# Objective:
Omit any picture, and return the remaining data exactly as written.

# Records supplied:

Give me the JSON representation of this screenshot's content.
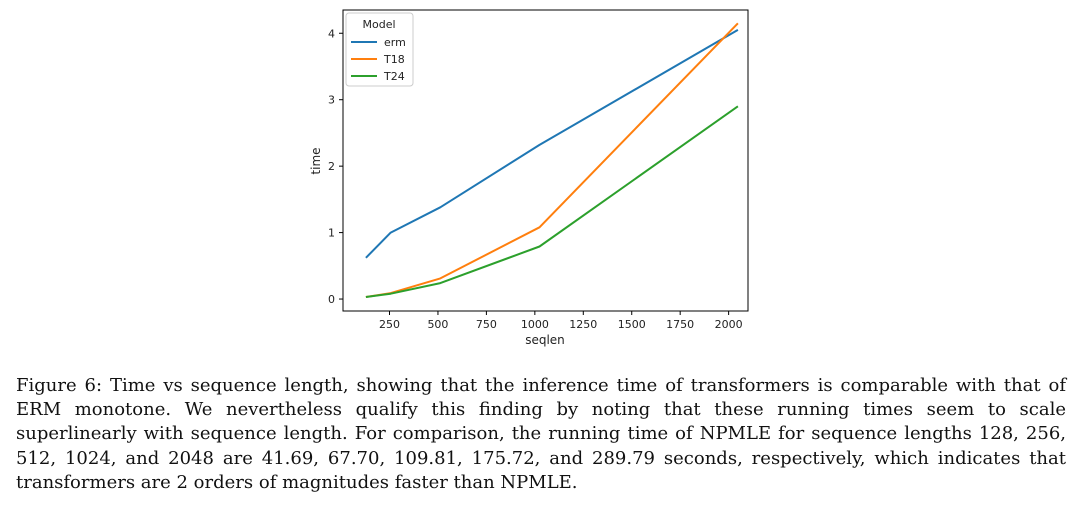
{
  "chart_data": {
    "type": "line",
    "xlabel": "seqlen",
    "ylabel": "time",
    "xlim": [
      10,
      2100
    ],
    "ylim": [
      -0.18,
      4.35
    ],
    "xticks": [
      250,
      500,
      750,
      1000,
      1250,
      1500,
      1750,
      2000
    ],
    "yticks": [
      0,
      1,
      2,
      3,
      4
    ],
    "grid": false,
    "legend": {
      "title": "Model",
      "placement": "top-left"
    },
    "x": [
      128,
      256,
      512,
      1024,
      2048
    ],
    "series": [
      {
        "name": "erm",
        "color": "#1f77b4",
        "values": [
          0.62,
          1.0,
          1.38,
          2.32,
          4.05
        ]
      },
      {
        "name": "T18",
        "color": "#ff7f0e",
        "values": [
          0.03,
          0.09,
          0.31,
          1.08,
          4.15
        ]
      },
      {
        "name": "T24",
        "color": "#2ca02c",
        "values": [
          0.03,
          0.08,
          0.24,
          0.79,
          2.9
        ]
      }
    ]
  },
  "caption": {
    "text": "Figure 6: Time vs sequence length, showing that the inference time of transformers is comparable with that of ERM monotone. We nevertheless qualify this finding by noting that these running times seem to scale superlinearly with sequence length. For comparison, the running time of NPMLE for sequence lengths 128, 256, 512, 1024, and 2048 are 41.69, 67.70, 109.81, 175.72, and 289.79 seconds, respectively, which indicates that transformers are 2 orders of magnitudes faster than NPMLE."
  }
}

# Task response:
Give me the JSON representation of this screenshot's content.
{
  "chart_data": {
    "type": "line",
    "xlabel": "seqlen",
    "ylabel": "time",
    "xlim": [
      10,
      2100
    ],
    "ylim": [
      -0.18,
      4.35
    ],
    "xticks": [
      250,
      500,
      750,
      1000,
      1250,
      1500,
      1750,
      2000
    ],
    "yticks": [
      0,
      1,
      2,
      3,
      4
    ],
    "grid": false,
    "legend": {
      "title": "Model",
      "placement": "top-left"
    },
    "x": [
      128,
      256,
      512,
      1024,
      2048
    ],
    "series": [
      {
        "name": "erm",
        "color": "#1f77b4",
        "values": [
          0.62,
          1.0,
          1.38,
          2.32,
          4.05
        ]
      },
      {
        "name": "T18",
        "color": "#ff7f0e",
        "values": [
          0.03,
          0.09,
          0.31,
          1.08,
          4.15
        ]
      },
      {
        "name": "T24",
        "color": "#2ca02c",
        "values": [
          0.03,
          0.08,
          0.24,
          0.79,
          2.9
        ]
      }
    ]
  },
  "caption": {
    "text": "Figure 6: Time vs sequence length, showing that the inference time of transformers is comparable with that of ERM monotone. We nevertheless qualify this finding by noting that these running times seem to scale superlinearly with sequence length. For comparison, the running time of NPMLE for sequence lengths 128, 256, 512, 1024, and 2048 are 41.69, 67.70, 109.81, 175.72, and 289.79 seconds, respectively, which indicates that transformers are 2 orders of magnitudes faster than NPMLE."
  }
}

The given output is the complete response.